## [Stored data]

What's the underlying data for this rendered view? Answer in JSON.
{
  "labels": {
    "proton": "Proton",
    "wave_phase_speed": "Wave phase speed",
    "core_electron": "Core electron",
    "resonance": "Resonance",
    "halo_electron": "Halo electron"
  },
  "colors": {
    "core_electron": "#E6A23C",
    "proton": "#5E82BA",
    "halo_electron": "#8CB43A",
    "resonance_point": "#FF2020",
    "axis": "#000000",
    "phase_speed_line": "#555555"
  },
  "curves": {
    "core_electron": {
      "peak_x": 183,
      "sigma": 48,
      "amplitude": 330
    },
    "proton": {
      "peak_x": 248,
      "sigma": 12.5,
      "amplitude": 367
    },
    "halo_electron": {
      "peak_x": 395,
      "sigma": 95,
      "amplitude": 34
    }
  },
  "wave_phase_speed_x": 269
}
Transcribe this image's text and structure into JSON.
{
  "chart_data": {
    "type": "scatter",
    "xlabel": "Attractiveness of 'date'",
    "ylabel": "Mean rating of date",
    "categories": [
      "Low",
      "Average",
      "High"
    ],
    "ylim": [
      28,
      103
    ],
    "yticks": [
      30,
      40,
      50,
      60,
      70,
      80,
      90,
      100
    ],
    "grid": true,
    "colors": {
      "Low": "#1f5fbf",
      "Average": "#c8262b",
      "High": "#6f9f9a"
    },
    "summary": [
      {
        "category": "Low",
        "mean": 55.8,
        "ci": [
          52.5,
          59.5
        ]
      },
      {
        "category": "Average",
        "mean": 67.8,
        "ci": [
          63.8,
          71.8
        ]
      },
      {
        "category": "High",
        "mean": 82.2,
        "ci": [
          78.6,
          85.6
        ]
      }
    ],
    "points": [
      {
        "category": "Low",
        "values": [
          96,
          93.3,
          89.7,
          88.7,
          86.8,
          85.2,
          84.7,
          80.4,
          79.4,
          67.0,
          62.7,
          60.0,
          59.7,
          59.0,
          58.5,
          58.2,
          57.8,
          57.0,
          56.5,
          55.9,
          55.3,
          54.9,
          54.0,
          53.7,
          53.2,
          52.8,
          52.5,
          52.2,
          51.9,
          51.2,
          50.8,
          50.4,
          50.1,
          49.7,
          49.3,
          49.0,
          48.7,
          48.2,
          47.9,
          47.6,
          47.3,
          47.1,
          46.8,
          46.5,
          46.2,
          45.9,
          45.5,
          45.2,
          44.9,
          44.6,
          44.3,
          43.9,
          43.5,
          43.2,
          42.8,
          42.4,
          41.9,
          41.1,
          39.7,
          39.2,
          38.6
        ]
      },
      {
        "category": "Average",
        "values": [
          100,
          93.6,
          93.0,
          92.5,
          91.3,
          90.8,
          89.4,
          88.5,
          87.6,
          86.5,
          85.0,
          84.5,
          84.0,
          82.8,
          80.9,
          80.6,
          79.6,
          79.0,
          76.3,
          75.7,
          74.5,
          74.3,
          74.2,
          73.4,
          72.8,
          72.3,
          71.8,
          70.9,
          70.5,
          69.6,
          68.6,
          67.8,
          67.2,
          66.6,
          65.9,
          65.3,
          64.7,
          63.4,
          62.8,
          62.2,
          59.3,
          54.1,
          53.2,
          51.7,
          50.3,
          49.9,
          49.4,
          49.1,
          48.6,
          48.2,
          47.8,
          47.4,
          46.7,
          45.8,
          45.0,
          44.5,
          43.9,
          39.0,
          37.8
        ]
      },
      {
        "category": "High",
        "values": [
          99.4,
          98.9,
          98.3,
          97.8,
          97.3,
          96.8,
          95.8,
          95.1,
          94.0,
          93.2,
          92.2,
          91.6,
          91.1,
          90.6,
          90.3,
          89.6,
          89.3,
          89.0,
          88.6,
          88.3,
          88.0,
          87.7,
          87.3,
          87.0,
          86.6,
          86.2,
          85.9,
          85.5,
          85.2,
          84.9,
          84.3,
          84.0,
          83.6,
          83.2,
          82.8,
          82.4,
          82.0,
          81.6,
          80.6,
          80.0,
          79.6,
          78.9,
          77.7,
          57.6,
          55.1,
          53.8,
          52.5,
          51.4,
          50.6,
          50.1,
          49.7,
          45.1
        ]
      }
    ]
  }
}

## [Task objective]
Take the listing above and set it down exactly.

## [Output for this task]
What's the underlying data for this rendered view? Answer in JSON.
{
  "labels": {
    "proton": "Proton",
    "wave_phase_speed": "Wave phase speed",
    "core_electron": "Core electron",
    "resonance": "Resonance",
    "halo_electron": "Halo electron"
  },
  "colors": {
    "core_electron": "#E6A23C",
    "proton": "#5E82BA",
    "halo_electron": "#8CB43A",
    "resonance_point": "#FF2020",
    "axis": "#000000",
    "phase_speed_line": "#555555"
  },
  "curves": {
    "core_electron": {
      "peak_x": 183,
      "sigma": 48,
      "amplitude": 330
    },
    "proton": {
      "peak_x": 248,
      "sigma": 12.5,
      "amplitude": 367
    },
    "halo_electron": {
      "peak_x": 395,
      "sigma": 95,
      "amplitude": 34
    }
  },
  "wave_phase_speed_x": 269
}
Transcribe this image's text and structure into JSON.
{
  "chart_data": {
    "type": "scatter",
    "xlabel": "Attractiveness of 'date'",
    "ylabel": "Mean rating of date",
    "categories": [
      "Low",
      "Average",
      "High"
    ],
    "ylim": [
      28,
      103
    ],
    "yticks": [
      30,
      40,
      50,
      60,
      70,
      80,
      90,
      100
    ],
    "grid": true,
    "colors": {
      "Low": "#1f5fbf",
      "Average": "#c8262b",
      "High": "#6f9f9a"
    },
    "summary": [
      {
        "category": "Low",
        "mean": 55.8,
        "ci": [
          52.5,
          59.5
        ]
      },
      {
        "category": "Average",
        "mean": 67.8,
        "ci": [
          63.8,
          71.8
        ]
      },
      {
        "category": "High",
        "mean": 82.2,
        "ci": [
          78.6,
          85.6
        ]
      }
    ],
    "points": [
      {
        "category": "Low",
        "values": [
          96,
          93.3,
          89.7,
          88.7,
          86.8,
          85.2,
          84.7,
          80.4,
          79.4,
          67.0,
          62.7,
          60.0,
          59.7,
          59.0,
          58.5,
          58.2,
          57.8,
          57.0,
          56.5,
          55.9,
          55.3,
          54.9,
          54.0,
          53.7,
          53.2,
          52.8,
          52.5,
          52.2,
          51.9,
          51.2,
          50.8,
          50.4,
          50.1,
          49.7,
          49.3,
          49.0,
          48.7,
          48.2,
          47.9,
          47.6,
          47.3,
          47.1,
          46.8,
          46.5,
          46.2,
          45.9,
          45.5,
          45.2,
          44.9,
          44.6,
          44.3,
          43.9,
          43.5,
          43.2,
          42.8,
          42.4,
          41.9,
          41.1,
          39.7,
          39.2,
          38.6
        ]
      },
      {
        "category": "Average",
        "values": [
          100,
          93.6,
          93.0,
          92.5,
          91.3,
          90.8,
          89.4,
          88.5,
          87.6,
          86.5,
          85.0,
          84.5,
          84.0,
          82.8,
          80.9,
          80.6,
          79.6,
          79.0,
          76.3,
          75.7,
          74.5,
          74.3,
          74.2,
          73.4,
          72.8,
          72.3,
          71.8,
          70.9,
          70.5,
          69.6,
          68.6,
          67.8,
          67.2,
          66.6,
          65.9,
          65.3,
          64.7,
          63.4,
          62.8,
          62.2,
          59.3,
          54.1,
          53.2,
          51.7,
          50.3,
          49.9,
          49.4,
          49.1,
          48.6,
          48.2,
          47.8,
          47.4,
          46.7,
          45.8,
          45.0,
          44.5,
          43.9,
          39.0,
          37.8
        ]
      },
      {
        "category": "High",
        "values": [
          99.4,
          98.9,
          98.3,
          97.8,
          97.3,
          96.8,
          95.8,
          95.1,
          94.0,
          93.2,
          92.2,
          91.6,
          91.1,
          90.6,
          90.3,
          89.6,
          89.3,
          89.0,
          88.6,
          88.3,
          88.0,
          87.7,
          87.3,
          87.0,
          86.6,
          86.2,
          85.9,
          85.5,
          85.2,
          84.9,
          84.3,
          84.0,
          83.6,
          83.2,
          82.8,
          82.4,
          82.0,
          81.6,
          80.6,
          80.0,
          79.6,
          78.9,
          77.7,
          57.6,
          55.1,
          53.8,
          52.5,
          51.4,
          50.6,
          50.1,
          49.7,
          45.1
        ]
      }
    ]
  }
}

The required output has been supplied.